*The request*
The listing below should be copied in full, word for word.

Collected data entries
^^^^^^^^^^^^^^^^

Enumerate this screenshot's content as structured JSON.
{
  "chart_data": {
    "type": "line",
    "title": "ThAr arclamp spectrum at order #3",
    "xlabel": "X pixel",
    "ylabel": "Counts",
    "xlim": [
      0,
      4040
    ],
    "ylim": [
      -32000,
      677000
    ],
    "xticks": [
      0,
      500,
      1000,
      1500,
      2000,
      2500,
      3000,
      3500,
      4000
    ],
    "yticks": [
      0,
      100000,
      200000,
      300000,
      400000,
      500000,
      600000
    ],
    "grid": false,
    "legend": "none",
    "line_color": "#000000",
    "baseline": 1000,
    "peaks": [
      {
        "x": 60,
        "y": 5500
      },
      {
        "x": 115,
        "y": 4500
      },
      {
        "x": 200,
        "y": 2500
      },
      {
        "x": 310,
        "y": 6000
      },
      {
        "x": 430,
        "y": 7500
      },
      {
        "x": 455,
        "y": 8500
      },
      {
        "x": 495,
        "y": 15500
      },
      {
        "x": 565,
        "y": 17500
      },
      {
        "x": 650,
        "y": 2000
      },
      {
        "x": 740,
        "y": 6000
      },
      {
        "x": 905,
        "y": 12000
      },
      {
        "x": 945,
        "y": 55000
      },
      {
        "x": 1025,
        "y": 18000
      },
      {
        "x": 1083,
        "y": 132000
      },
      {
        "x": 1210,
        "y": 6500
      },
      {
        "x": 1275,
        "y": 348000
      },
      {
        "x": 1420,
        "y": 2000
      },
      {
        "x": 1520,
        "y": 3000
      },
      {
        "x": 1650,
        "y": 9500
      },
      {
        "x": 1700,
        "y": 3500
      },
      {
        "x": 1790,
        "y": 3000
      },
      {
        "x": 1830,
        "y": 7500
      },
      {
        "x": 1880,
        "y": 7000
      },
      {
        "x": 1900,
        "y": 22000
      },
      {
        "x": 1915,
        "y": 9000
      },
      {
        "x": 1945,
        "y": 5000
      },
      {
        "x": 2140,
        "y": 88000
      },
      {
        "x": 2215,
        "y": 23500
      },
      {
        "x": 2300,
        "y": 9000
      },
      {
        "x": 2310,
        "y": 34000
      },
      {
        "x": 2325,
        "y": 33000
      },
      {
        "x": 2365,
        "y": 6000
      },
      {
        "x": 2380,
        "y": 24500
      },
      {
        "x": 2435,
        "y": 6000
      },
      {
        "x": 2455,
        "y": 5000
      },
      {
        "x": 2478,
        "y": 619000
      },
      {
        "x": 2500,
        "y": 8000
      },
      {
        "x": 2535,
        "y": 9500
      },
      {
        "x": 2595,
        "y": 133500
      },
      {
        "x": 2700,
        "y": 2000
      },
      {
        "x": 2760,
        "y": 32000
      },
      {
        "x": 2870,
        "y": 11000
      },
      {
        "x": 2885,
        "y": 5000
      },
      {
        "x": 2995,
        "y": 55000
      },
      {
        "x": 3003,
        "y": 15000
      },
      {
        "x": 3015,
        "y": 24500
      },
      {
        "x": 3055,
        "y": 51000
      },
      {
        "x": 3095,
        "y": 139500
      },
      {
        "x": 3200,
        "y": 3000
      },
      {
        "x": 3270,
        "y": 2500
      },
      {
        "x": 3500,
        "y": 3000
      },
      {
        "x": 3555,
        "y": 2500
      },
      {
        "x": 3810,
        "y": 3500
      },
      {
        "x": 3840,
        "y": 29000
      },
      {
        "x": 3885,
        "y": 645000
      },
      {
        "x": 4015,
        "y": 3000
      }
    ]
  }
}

^^^^^^^^^^^^^^^^

*Answer in full*
Enumerate this screenshot's content as structured JSON.
{
  "chart_data": {
    "type": "line",
    "title": "ThAr arclamp spectrum at order #3",
    "xlabel": "X pixel",
    "ylabel": "Counts",
    "xlim": [
      0,
      4040
    ],
    "ylim": [
      -32000,
      677000
    ],
    "xticks": [
      0,
      500,
      1000,
      1500,
      2000,
      2500,
      3000,
      3500,
      4000
    ],
    "yticks": [
      0,
      100000,
      200000,
      300000,
      400000,
      500000,
      600000
    ],
    "grid": false,
    "legend": "none",
    "line_color": "#000000",
    "baseline": 1000,
    "peaks": [
      {
        "x": 60,
        "y": 5500
      },
      {
        "x": 115,
        "y": 4500
      },
      {
        "x": 200,
        "y": 2500
      },
      {
        "x": 310,
        "y": 6000
      },
      {
        "x": 430,
        "y": 7500
      },
      {
        "x": 455,
        "y": 8500
      },
      {
        "x": 495,
        "y": 15500
      },
      {
        "x": 565,
        "y": 17500
      },
      {
        "x": 650,
        "y": 2000
      },
      {
        "x": 740,
        "y": 6000
      },
      {
        "x": 905,
        "y": 12000
      },
      {
        "x": 945,
        "y": 55000
      },
      {
        "x": 1025,
        "y": 18000
      },
      {
        "x": 1083,
        "y": 132000
      },
      {
        "x": 1210,
        "y": 6500
      },
      {
        "x": 1275,
        "y": 348000
      },
      {
        "x": 1420,
        "y": 2000
      },
      {
        "x": 1520,
        "y": 3000
      },
      {
        "x": 1650,
        "y": 9500
      },
      {
        "x": 1700,
        "y": 3500
      },
      {
        "x": 1790,
        "y": 3000
      },
      {
        "x": 1830,
        "y": 7500
      },
      {
        "x": 1880,
        "y": 7000
      },
      {
        "x": 1900,
        "y": 22000
      },
      {
        "x": 1915,
        "y": 9000
      },
      {
        "x": 1945,
        "y": 5000
      },
      {
        "x": 2140,
        "y": 88000
      },
      {
        "x": 2215,
        "y": 23500
      },
      {
        "x": 2300,
        "y": 9000
      },
      {
        "x": 2310,
        "y": 34000
      },
      {
        "x": 2325,
        "y": 33000
      },
      {
        "x": 2365,
        "y": 6000
      },
      {
        "x": 2380,
        "y": 24500
      },
      {
        "x": 2435,
        "y": 6000
      },
      {
        "x": 2455,
        "y": 5000
      },
      {
        "x": 2478,
        "y": 619000
      },
      {
        "x": 2500,
        "y": 8000
      },
      {
        "x": 2535,
        "y": 9500
      },
      {
        "x": 2595,
        "y": 133500
      },
      {
        "x": 2700,
        "y": 2000
      },
      {
        "x": 2760,
        "y": 32000
      },
      {
        "x": 2870,
        "y": 11000
      },
      {
        "x": 2885,
        "y": 5000
      },
      {
        "x": 2995,
        "y": 55000
      },
      {
        "x": 3003,
        "y": 15000
      },
      {
        "x": 3015,
        "y": 24500
      },
      {
        "x": 3055,
        "y": 51000
      },
      {
        "x": 3095,
        "y": 139500
      },
      {
        "x": 3200,
        "y": 3000
      },
      {
        "x": 3270,
        "y": 2500
      },
      {
        "x": 3500,
        "y": 3000
      },
      {
        "x": 3555,
        "y": 2500
      },
      {
        "x": 3810,
        "y": 3500
      },
      {
        "x": 3840,
        "y": 29000
      },
      {
        "x": 3885,
        "y": 645000
      },
      {
        "x": 4015,
        "y": 3000
      }
    ]
  }
}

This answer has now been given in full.